■ AIM OF THE TASK ■
Pull every "plain" line out of the data below.

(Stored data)

>>

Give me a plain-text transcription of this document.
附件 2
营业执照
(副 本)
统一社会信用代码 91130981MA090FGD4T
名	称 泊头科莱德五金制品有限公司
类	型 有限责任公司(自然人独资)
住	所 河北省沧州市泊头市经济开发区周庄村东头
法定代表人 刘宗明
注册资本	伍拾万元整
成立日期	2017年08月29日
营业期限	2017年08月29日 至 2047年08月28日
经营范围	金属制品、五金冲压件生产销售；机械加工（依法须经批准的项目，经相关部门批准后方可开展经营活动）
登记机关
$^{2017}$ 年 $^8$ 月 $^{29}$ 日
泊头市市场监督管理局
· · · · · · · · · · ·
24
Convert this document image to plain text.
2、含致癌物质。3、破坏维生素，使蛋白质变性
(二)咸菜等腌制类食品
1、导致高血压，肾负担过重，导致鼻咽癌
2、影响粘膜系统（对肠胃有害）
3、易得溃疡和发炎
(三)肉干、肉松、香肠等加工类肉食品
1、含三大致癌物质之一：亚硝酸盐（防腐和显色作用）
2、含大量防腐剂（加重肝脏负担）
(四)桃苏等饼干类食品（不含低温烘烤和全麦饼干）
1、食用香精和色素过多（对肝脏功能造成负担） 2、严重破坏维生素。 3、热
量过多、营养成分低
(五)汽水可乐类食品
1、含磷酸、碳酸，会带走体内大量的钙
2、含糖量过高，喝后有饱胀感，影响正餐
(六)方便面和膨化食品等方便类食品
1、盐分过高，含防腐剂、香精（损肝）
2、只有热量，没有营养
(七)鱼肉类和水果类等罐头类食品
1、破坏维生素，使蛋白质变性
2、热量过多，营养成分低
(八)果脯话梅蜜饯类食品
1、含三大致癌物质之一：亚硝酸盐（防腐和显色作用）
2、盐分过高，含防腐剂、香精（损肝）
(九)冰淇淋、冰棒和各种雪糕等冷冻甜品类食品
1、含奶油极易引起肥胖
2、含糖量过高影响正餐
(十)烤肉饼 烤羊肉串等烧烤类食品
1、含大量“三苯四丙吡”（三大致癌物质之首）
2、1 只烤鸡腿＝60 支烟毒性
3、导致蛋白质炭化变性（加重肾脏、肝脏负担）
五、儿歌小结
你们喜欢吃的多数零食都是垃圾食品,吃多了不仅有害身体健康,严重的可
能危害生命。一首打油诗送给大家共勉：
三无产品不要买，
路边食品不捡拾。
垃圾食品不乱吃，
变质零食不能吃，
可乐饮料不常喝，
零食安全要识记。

<<

■ THE REPLY ■
Give me a plain-text transcription of this document.
Convert this document image to plain text.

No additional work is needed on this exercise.